WHAT IS REQUIRED: Copy down all of the data underneath, exactly as shown.

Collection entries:
———

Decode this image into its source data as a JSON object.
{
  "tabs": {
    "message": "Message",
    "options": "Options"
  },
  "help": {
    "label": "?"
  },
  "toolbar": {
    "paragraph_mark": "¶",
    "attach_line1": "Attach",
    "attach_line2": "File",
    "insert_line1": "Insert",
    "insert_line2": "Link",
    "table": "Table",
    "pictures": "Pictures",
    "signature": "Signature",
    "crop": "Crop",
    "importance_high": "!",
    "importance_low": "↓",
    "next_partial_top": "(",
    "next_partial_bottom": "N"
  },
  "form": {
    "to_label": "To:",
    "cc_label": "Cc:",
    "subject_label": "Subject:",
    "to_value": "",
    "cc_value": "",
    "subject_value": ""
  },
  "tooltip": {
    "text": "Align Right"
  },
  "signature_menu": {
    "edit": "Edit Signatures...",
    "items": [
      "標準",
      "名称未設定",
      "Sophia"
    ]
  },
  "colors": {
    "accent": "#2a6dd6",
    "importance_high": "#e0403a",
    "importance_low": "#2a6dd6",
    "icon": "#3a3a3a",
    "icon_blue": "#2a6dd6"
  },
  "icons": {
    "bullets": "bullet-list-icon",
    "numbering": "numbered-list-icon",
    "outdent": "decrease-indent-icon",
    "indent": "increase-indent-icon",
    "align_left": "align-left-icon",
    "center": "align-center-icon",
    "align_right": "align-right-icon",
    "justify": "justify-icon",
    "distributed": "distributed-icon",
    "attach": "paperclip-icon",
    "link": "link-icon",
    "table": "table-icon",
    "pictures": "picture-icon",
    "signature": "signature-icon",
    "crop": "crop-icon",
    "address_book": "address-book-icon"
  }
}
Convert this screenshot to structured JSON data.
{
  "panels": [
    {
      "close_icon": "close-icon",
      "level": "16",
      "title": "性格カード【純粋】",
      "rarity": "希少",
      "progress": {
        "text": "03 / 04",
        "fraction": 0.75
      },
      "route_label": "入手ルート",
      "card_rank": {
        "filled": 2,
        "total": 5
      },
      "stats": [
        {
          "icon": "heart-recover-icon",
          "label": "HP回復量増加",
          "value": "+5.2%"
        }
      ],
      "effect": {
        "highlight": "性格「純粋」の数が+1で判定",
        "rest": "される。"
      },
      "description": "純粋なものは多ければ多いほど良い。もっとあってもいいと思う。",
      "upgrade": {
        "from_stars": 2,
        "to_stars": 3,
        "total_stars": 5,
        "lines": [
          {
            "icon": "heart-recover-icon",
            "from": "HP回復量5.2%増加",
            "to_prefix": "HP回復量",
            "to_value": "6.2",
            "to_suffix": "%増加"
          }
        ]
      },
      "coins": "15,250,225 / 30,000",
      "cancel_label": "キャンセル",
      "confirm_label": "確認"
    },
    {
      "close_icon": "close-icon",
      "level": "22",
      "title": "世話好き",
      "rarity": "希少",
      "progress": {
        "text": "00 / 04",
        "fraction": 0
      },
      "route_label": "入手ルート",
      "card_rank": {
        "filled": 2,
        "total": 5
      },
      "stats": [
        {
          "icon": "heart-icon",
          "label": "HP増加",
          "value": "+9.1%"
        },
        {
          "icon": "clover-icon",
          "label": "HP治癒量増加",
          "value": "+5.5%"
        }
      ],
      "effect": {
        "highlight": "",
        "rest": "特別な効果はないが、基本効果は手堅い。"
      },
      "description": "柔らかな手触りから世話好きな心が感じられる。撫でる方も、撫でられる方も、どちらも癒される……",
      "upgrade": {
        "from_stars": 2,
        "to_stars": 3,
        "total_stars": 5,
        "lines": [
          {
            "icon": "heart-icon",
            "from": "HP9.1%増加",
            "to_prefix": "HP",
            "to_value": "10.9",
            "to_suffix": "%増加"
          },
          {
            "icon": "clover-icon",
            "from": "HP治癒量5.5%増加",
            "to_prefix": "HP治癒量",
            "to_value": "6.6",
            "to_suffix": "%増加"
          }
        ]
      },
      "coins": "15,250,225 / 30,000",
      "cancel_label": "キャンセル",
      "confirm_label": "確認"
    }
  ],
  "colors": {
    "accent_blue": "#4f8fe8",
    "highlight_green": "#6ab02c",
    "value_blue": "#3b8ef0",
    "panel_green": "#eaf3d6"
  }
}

———

ANSWER FOR THE TASK:
Decode this image into its source data as a JSON object.
{
  "tabs": {
    "message": "Message",
    "options": "Options"
  },
  "help": {
    "label": "?"
  },
  "toolbar": {
    "paragraph_mark": "¶",
    "attach_line1": "Attach",
    "attach_line2": "File",
    "insert_line1": "Insert",
    "insert_line2": "Link",
    "table": "Table",
    "pictures": "Pictures",
    "signature": "Signature",
    "crop": "Crop",
    "importance_high": "!",
    "importance_low": "↓",
    "next_partial_top": "(",
    "next_partial_bottom": "N"
  },
  "form": {
    "to_label": "To:",
    "cc_label": "Cc:",
    "subject_label": "Subject:",
    "to_value": "",
    "cc_value": "",
    "subject_value": ""
  },
  "tooltip": {
    "text": "Align Right"
  },
  "signature_menu": {
    "edit": "Edit Signatures...",
    "items": [
      "標準",
      "名称未設定",
      "Sophia"
    ]
  },
  "colors": {
    "accent": "#2a6dd6",
    "importance_high": "#e0403a",
    "importance_low": "#2a6dd6",
    "icon": "#3a3a3a",
    "icon_blue": "#2a6dd6"
  },
  "icons": {
    "bullets": "bullet-list-icon",
    "numbering": "numbered-list-icon",
    "outdent": "decrease-indent-icon",
    "indent": "increase-indent-icon",
    "align_left": "align-left-icon",
    "center": "align-center-icon",
    "align_right": "align-right-icon",
    "justify": "justify-icon",
    "distributed": "distributed-icon",
    "attach": "paperclip-icon",
    "link": "link-icon",
    "table": "table-icon",
    "pictures": "picture-icon",
    "signature": "signature-icon",
    "crop": "crop-icon",
    "address_book": "address-book-icon"
  }
}
Convert this screenshot to structured JSON data.
{
  "panels": [
    {
      "close_icon": "close-icon",
      "level": "16",
      "title": "性格カード【純粋】",
      "rarity": "希少",
      "progress": {
        "text": "03 / 04",
        "fraction": 0.75
      },
      "route_label": "入手ルート",
      "card_rank": {
        "filled": 2,
        "total": 5
      },
      "stats": [
        {
          "icon": "heart-recover-icon",
          "label": "HP回復量増加",
          "value": "+5.2%"
        }
      ],
      "effect": {
        "highlight": "性格「純粋」の数が+1で判定",
        "rest": "される。"
      },
      "description": "純粋なものは多ければ多いほど良い。もっとあってもいいと思う。",
      "upgrade": {
        "from_stars": 2,
        "to_stars": 3,
        "total_stars": 5,
        "lines": [
          {
            "icon": "heart-recover-icon",
            "from": "HP回復量5.2%増加",
            "to_prefix": "HP回復量",
            "to_value": "6.2",
            "to_suffix": "%増加"
          }
        ]
      },
      "coins": "15,250,225 / 30,000",
      "cancel_label": "キャンセル",
      "confirm_label": "確認"
    },
    {
      "close_icon": "close-icon",
      "level": "22",
      "title": "世話好き",
      "rarity": "希少",
      "progress": {
        "text": "00 / 04",
        "fraction": 0
      },
      "route_label": "入手ルート",
      "card_rank": {
        "filled": 2,
        "total": 5
      },
      "stats": [
        {
          "icon": "heart-icon",
          "label": "HP増加",
          "value": "+9.1%"
        },
        {
          "icon": "clover-icon",
          "label": "HP治癒量増加",
          "value": "+5.5%"
        }
      ],
      "effect": {
        "highlight": "",
        "rest": "特別な効果はないが、基本効果は手堅い。"
      },
      "description": "柔らかな手触りから世話好きな心が感じられる。撫でる方も、撫でられる方も、どちらも癒される……",
      "upgrade": {
        "from_stars": 2,
        "to_stars": 3,
        "total_stars": 5,
        "lines": [
          {
            "icon": "heart-icon",
            "from": "HP9.1%増加",
            "to_prefix": "HP",
            "to_value": "10.9",
            "to_suffix": "%増加"
          },
          {
            "icon": "clover-icon",
            "from": "HP治癒量5.5%増加",
            "to_prefix": "HP治癒量",
            "to_value": "6.6",
            "to_suffix": "%増加"
          }
        ]
      },
      "coins": "15,250,225 / 30,000",
      "cancel_label": "キャンセル",
      "confirm_label": "確認"
    }
  ],
  "colors": {
    "accent_blue": "#4f8fe8",
    "highlight_green": "#6ab02c",
    "value_blue": "#3b8ef0",
    "panel_green": "#eaf3d6"
  }
}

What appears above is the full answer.